Records shown:

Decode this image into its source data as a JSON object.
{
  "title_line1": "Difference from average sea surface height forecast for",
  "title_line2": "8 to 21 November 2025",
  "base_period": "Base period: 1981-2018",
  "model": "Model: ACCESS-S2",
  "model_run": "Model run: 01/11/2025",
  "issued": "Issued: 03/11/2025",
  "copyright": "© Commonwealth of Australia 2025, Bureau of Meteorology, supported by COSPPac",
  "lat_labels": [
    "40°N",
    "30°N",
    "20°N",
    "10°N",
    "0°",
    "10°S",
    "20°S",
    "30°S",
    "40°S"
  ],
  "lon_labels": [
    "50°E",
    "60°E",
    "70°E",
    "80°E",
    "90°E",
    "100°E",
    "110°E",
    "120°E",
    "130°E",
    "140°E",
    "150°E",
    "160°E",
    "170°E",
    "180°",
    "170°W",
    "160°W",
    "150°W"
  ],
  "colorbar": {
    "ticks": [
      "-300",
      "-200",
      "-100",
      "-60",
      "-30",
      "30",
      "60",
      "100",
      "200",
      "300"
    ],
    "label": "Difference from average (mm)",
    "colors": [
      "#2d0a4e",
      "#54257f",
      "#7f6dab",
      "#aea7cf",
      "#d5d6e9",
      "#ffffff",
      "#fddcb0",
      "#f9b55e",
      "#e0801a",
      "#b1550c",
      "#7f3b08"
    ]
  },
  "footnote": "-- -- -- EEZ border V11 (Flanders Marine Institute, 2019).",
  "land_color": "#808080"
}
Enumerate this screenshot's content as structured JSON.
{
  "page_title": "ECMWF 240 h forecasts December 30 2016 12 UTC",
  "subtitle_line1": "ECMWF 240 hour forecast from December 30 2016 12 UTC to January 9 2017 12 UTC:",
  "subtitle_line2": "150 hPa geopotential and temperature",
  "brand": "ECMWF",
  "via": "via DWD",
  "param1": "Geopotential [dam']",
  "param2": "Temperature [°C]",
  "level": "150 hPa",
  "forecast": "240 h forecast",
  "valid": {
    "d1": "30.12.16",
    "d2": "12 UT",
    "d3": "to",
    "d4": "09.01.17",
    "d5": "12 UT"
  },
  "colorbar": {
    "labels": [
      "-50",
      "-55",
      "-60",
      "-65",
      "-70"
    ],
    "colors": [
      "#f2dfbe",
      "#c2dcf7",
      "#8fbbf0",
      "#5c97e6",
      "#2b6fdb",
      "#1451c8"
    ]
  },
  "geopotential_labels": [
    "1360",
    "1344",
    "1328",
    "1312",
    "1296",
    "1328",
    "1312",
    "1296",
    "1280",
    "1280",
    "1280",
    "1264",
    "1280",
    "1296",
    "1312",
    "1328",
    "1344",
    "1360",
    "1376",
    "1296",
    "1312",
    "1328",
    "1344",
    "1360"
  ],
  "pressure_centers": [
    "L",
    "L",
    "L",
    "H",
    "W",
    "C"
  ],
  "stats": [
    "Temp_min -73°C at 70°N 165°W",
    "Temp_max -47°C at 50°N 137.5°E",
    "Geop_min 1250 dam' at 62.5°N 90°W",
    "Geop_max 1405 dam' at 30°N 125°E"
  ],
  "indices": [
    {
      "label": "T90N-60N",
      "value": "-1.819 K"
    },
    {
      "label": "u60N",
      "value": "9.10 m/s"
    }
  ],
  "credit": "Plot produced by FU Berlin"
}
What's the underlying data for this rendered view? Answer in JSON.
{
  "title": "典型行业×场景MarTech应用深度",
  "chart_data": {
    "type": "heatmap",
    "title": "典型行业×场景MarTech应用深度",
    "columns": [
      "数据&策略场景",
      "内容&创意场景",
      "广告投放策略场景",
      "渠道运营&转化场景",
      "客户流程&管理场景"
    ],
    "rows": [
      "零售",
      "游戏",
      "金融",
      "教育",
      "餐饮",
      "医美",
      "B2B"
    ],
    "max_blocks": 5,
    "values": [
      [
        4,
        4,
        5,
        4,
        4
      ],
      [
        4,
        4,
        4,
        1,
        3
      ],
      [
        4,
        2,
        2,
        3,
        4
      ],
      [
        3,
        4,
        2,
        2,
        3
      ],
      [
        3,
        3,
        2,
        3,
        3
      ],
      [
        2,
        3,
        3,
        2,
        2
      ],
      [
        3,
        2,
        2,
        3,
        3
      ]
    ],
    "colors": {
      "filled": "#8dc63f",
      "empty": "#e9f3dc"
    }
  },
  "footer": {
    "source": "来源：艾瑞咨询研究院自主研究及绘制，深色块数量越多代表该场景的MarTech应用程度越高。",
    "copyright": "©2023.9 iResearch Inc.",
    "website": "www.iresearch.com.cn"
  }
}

What is being asked: Write every record out again, unaltered.

Final result:
Decode this image into its source data as a JSON object.
{
  "title_line1": "Difference from average sea surface height forecast for",
  "title_line2": "8 to 21 November 2025",
  "base_period": "Base period: 1981-2018",
  "model": "Model: ACCESS-S2",
  "model_run": "Model run: 01/11/2025",
  "issued": "Issued: 03/11/2025",
  "copyright": "© Commonwealth of Australia 2025, Bureau of Meteorology, supported by COSPPac",
  "lat_labels": [
    "40°N",
    "30°N",
    "20°N",
    "10°N",
    "0°",
    "10°S",
    "20°S",
    "30°S",
    "40°S"
  ],
  "lon_labels": [
    "50°E",
    "60°E",
    "70°E",
    "80°E",
    "90°E",
    "100°E",
    "110°E",
    "120°E",
    "130°E",
    "140°E",
    "150°E",
    "160°E",
    "170°E",
    "180°",
    "170°W",
    "160°W",
    "150°W"
  ],
  "colorbar": {
    "ticks": [
      "-300",
      "-200",
      "-100",
      "-60",
      "-30",
      "30",
      "60",
      "100",
      "200",
      "300"
    ],
    "label": "Difference from average (mm)",
    "colors": [
      "#2d0a4e",
      "#54257f",
      "#7f6dab",
      "#aea7cf",
      "#d5d6e9",
      "#ffffff",
      "#fddcb0",
      "#f9b55e",
      "#e0801a",
      "#b1550c",
      "#7f3b08"
    ]
  },
  "footnote": "-- -- -- EEZ border V11 (Flanders Marine Institute, 2019).",
  "land_color": "#808080"
}
Enumerate this screenshot's content as structured JSON.
{
  "page_title": "ECMWF 240 h forecasts December 30 2016 12 UTC",
  "subtitle_line1": "ECMWF 240 hour forecast from December 30 2016 12 UTC to January 9 2017 12 UTC:",
  "subtitle_line2": "150 hPa geopotential and temperature",
  "brand": "ECMWF",
  "via": "via DWD",
  "param1": "Geopotential [dam']",
  "param2": "Temperature [°C]",
  "level": "150 hPa",
  "forecast": "240 h forecast",
  "valid": {
    "d1": "30.12.16",
    "d2": "12 UT",
    "d3": "to",
    "d4": "09.01.17",
    "d5": "12 UT"
  },
  "colorbar": {
    "labels": [
      "-50",
      "-55",
      "-60",
      "-65",
      "-70"
    ],
    "colors": [
      "#f2dfbe",
      "#c2dcf7",
      "#8fbbf0",
      "#5c97e6",
      "#2b6fdb",
      "#1451c8"
    ]
  },
  "geopotential_labels": [
    "1360",
    "1344",
    "1328",
    "1312",
    "1296",
    "1328",
    "1312",
    "1296",
    "1280",
    "1280",
    "1280",
    "1264",
    "1280",
    "1296",
    "1312",
    "1328",
    "1344",
    "1360",
    "1376",
    "1296",
    "1312",
    "1328",
    "1344",
    "1360"
  ],
  "pressure_centers": [
    "L",
    "L",
    "L",
    "H",
    "W",
    "C"
  ],
  "stats": [
    "Temp_min -73°C at 70°N 165°W",
    "Temp_max -47°C at 50°N 137.5°E",
    "Geop_min 1250 dam' at 62.5°N 90°W",
    "Geop_max 1405 dam' at 30°N 125°E"
  ],
  "indices": [
    {
      "label": "T90N-60N",
      "value": "-1.819 K"
    },
    {
      "label": "u60N",
      "value": "9.10 m/s"
    }
  ],
  "credit": "Plot produced by FU Berlin"
}
What's the underlying data for this rendered view? Answer in JSON.
{
  "title": "典型行业×场景MarTech应用深度",
  "chart_data": {
    "type": "heatmap",
    "title": "典型行业×场景MarTech应用深度",
    "columns": [
      "数据&策略场景",
      "内容&创意场景",
      "广告投放策略场景",
      "渠道运营&转化场景",
      "客户流程&管理场景"
    ],
    "rows": [
      "零售",
      "游戏",
      "金融",
      "教育",
      "餐饮",
      "医美",
      "B2B"
    ],
    "max_blocks": 5,
    "values": [
      [
        4,
        4,
        5,
        4,
        4
      ],
      [
        4,
        4,
        4,
        1,
        3
      ],
      [
        4,
        2,
        2,
        3,
        4
      ],
      [
        3,
        4,
        2,
        2,
        3
      ],
      [
        3,
        3,
        2,
        3,
        3
      ],
      [
        2,
        3,
        3,
        2,
        2
      ],
      [
        3,
        2,
        2,
        3,
        3
      ]
    ],
    "colors": {
      "filled": "#8dc63f",
      "empty": "#e9f3dc"
    }
  },
  "footer": {
    "source": "来源：艾瑞咨询研究院自主研究及绘制，深色块数量越多代表该场景的MarTech应用程度越高。",
    "copyright": "©2023.9 iResearch Inc.",
    "website": "www.iresearch.com.cn"
  }
}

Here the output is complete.